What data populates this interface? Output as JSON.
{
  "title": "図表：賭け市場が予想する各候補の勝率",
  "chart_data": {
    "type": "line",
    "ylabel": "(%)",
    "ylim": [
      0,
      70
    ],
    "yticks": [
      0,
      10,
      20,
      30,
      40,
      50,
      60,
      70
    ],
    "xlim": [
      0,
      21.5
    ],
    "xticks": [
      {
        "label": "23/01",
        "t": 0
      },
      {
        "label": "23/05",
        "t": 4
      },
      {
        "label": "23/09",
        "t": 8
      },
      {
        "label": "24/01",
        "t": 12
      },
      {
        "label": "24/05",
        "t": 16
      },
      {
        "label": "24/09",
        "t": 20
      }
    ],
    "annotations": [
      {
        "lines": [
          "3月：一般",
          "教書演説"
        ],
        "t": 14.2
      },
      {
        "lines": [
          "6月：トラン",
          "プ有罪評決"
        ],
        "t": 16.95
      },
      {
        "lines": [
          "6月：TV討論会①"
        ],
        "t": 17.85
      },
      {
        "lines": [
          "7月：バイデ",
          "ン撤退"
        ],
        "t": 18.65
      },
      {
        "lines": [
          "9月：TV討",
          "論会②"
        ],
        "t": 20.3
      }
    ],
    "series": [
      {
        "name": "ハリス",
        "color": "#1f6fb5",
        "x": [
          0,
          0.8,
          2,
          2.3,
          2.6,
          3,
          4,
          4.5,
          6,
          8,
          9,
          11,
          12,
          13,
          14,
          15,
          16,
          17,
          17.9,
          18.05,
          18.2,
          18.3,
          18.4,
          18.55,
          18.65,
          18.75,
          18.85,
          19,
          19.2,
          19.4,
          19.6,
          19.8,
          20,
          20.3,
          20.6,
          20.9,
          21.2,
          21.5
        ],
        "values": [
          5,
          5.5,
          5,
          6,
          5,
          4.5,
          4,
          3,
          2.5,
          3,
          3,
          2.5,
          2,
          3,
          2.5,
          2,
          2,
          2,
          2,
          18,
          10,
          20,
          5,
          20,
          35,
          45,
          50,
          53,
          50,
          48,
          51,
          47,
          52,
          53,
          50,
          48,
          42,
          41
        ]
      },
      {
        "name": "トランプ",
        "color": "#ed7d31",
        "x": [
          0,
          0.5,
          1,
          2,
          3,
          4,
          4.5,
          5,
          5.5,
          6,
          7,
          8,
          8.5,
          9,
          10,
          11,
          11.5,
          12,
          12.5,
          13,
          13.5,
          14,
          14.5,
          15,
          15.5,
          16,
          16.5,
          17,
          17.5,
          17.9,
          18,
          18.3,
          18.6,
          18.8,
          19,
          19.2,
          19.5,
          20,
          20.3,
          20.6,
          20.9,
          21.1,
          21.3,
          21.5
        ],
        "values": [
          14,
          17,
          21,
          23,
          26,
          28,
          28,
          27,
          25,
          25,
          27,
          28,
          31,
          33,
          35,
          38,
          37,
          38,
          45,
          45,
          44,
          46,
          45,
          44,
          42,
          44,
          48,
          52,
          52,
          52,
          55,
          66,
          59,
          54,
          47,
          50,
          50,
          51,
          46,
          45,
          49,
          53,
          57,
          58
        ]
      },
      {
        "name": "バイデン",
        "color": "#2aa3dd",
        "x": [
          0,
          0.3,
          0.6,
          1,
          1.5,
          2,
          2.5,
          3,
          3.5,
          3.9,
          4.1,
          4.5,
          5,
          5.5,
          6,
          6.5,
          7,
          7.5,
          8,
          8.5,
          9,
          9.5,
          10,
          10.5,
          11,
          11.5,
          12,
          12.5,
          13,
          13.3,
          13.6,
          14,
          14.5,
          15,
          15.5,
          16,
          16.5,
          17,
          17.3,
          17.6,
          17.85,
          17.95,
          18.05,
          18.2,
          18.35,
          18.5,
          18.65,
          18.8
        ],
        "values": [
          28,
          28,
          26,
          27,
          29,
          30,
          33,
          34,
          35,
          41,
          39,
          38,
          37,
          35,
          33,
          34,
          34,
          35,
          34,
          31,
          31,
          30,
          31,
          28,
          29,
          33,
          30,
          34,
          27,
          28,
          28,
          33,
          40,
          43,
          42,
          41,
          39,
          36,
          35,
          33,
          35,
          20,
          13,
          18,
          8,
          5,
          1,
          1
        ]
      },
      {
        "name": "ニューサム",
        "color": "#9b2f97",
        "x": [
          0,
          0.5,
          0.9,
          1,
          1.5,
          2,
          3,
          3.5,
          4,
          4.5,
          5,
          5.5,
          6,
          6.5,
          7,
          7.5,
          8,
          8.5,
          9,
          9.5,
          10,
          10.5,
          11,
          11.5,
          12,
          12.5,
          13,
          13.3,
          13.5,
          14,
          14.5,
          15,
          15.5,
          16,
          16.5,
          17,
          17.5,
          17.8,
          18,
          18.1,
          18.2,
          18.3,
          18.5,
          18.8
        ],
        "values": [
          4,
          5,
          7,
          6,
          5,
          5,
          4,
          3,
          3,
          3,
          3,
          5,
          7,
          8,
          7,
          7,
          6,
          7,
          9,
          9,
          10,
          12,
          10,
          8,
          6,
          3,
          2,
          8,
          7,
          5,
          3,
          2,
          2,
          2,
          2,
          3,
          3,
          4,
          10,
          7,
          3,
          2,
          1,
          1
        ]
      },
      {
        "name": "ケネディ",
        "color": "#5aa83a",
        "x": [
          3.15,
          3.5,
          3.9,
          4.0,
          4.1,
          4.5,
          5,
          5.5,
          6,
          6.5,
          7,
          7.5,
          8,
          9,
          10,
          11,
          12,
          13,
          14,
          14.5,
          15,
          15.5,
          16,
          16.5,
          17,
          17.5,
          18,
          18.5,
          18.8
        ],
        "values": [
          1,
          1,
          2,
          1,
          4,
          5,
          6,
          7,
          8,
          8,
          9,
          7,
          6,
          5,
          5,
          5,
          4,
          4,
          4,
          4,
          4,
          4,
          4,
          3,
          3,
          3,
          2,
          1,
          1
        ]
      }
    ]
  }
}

***

AIM OF THE TASK
Write out the whole listing again, exactly as it stands.

ANSWER TO THE EXERCISE
What data populates this interface? Output as JSON.
{
  "title": "図表：賭け市場が予想する各候補の勝率",
  "chart_data": {
    "type": "line",
    "ylabel": "(%)",
    "ylim": [
      0,
      70
    ],
    "yticks": [
      0,
      10,
      20,
      30,
      40,
      50,
      60,
      70
    ],
    "xlim": [
      0,
      21.5
    ],
    "xticks": [
      {
        "label": "23/01",
        "t": 0
      },
      {
        "label": "23/05",
        "t": 4
      },
      {
        "label": "23/09",
        "t": 8
      },
      {
        "label": "24/01",
        "t": 12
      },
      {
        "label": "24/05",
        "t": 16
      },
      {
        "label": "24/09",
        "t": 20
      }
    ],
    "annotations": [
      {
        "lines": [
          "3月：一般",
          "教書演説"
        ],
        "t": 14.2
      },
      {
        "lines": [
          "6月：トラン",
          "プ有罪評決"
        ],
        "t": 16.95
      },
      {
        "lines": [
          "6月：TV討論会①"
        ],
        "t": 17.85
      },
      {
        "lines": [
          "7月：バイデ",
          "ン撤退"
        ],
        "t": 18.65
      },
      {
        "lines": [
          "9月：TV討",
          "論会②"
        ],
        "t": 20.3
      }
    ],
    "series": [
      {
        "name": "ハリス",
        "color": "#1f6fb5",
        "x": [
          0,
          0.8,
          2,
          2.3,
          2.6,
          3,
          4,
          4.5,
          6,
          8,
          9,
          11,
          12,
          13,
          14,
          15,
          16,
          17,
          17.9,
          18.05,
          18.2,
          18.3,
          18.4,
          18.55,
          18.65,
          18.75,
          18.85,
          19,
          19.2,
          19.4,
          19.6,
          19.8,
          20,
          20.3,
          20.6,
          20.9,
          21.2,
          21.5
        ],
        "values": [
          5,
          5.5,
          5,
          6,
          5,
          4.5,
          4,
          3,
          2.5,
          3,
          3,
          2.5,
          2,
          3,
          2.5,
          2,
          2,
          2,
          2,
          18,
          10,
          20,
          5,
          20,
          35,
          45,
          50,
          53,
          50,
          48,
          51,
          47,
          52,
          53,
          50,
          48,
          42,
          41
        ]
      },
      {
        "name": "トランプ",
        "color": "#ed7d31",
        "x": [
          0,
          0.5,
          1,
          2,
          3,
          4,
          4.5,
          5,
          5.5,
          6,
          7,
          8,
          8.5,
          9,
          10,
          11,
          11.5,
          12,
          12.5,
          13,
          13.5,
          14,
          14.5,
          15,
          15.5,
          16,
          16.5,
          17,
          17.5,
          17.9,
          18,
          18.3,
          18.6,
          18.8,
          19,
          19.2,
          19.5,
          20,
          20.3,
          20.6,
          20.9,
          21.1,
          21.3,
          21.5
        ],
        "values": [
          14,
          17,
          21,
          23,
          26,
          28,
          28,
          27,
          25,
          25,
          27,
          28,
          31,
          33,
          35,
          38,
          37,
          38,
          45,
          45,
          44,
          46,
          45,
          44,
          42,
          44,
          48,
          52,
          52,
          52,
          55,
          66,
          59,
          54,
          47,
          50,
          50,
          51,
          46,
          45,
          49,
          53,
          57,
          58
        ]
      },
      {
        "name": "バイデン",
        "color": "#2aa3dd",
        "x": [
          0,
          0.3,
          0.6,
          1,
          1.5,
          2,
          2.5,
          3,
          3.5,
          3.9,
          4.1,
          4.5,
          5,
          5.5,
          6,
          6.5,
          7,
          7.5,
          8,
          8.5,
          9,
          9.5,
          10,
          10.5,
          11,
          11.5,
          12,
          12.5,
          13,
          13.3,
          13.6,
          14,
          14.5,
          15,
          15.5,
          16,
          16.5,
          17,
          17.3,
          17.6,
          17.85,
          17.95,
          18.05,
          18.2,
          18.35,
          18.5,
          18.65,
          18.8
        ],
        "values": [
          28,
          28,
          26,
          27,
          29,
          30,
          33,
          34,
          35,
          41,
          39,
          38,
          37,
          35,
          33,
          34,
          34,
          35,
          34,
          31,
          31,
          30,
          31,
          28,
          29,
          33,
          30,
          34,
          27,
          28,
          28,
          33,
          40,
          43,
          42,
          41,
          39,
          36,
          35,
          33,
          35,
          20,
          13,
          18,
          8,
          5,
          1,
          1
        ]
      },
      {
        "name": "ニューサム",
        "color": "#9b2f97",
        "x": [
          0,
          0.5,
          0.9,
          1,
          1.5,
          2,
          3,
          3.5,
          4,
          4.5,
          5,
          5.5,
          6,
          6.5,
          7,
          7.5,
          8,
          8.5,
          9,
          9.5,
          10,
          10.5,
          11,
          11.5,
          12,
          12.5,
          13,
          13.3,
          13.5,
          14,
          14.5,
          15,
          15.5,
          16,
          16.5,
          17,
          17.5,
          17.8,
          18,
          18.1,
          18.2,
          18.3,
          18.5,
          18.8
        ],
        "values": [
          4,
          5,
          7,
          6,
          5,
          5,
          4,
          3,
          3,
          3,
          3,
          5,
          7,
          8,
          7,
          7,
          6,
          7,
          9,
          9,
          10,
          12,
          10,
          8,
          6,
          3,
          2,
          8,
          7,
          5,
          3,
          2,
          2,
          2,
          2,
          3,
          3,
          4,
          10,
          7,
          3,
          2,
          1,
          1
        ]
      },
      {
        "name": "ケネディ",
        "color": "#5aa83a",
        "x": [
          3.15,
          3.5,
          3.9,
          4.0,
          4.1,
          4.5,
          5,
          5.5,
          6,
          6.5,
          7,
          7.5,
          8,
          9,
          10,
          11,
          12,
          13,
          14,
          14.5,
          15,
          15.5,
          16,
          16.5,
          17,
          17.5,
          18,
          18.5,
          18.8
        ],
        "values": [
          1,
          1,
          2,
          1,
          4,
          5,
          6,
          7,
          8,
          8,
          9,
          7,
          6,
          5,
          5,
          5,
          4,
          4,
          4,
          4,
          4,
          4,
          4,
          3,
          3,
          3,
          2,
          1,
          1
        ]
      }
    ]
  }
}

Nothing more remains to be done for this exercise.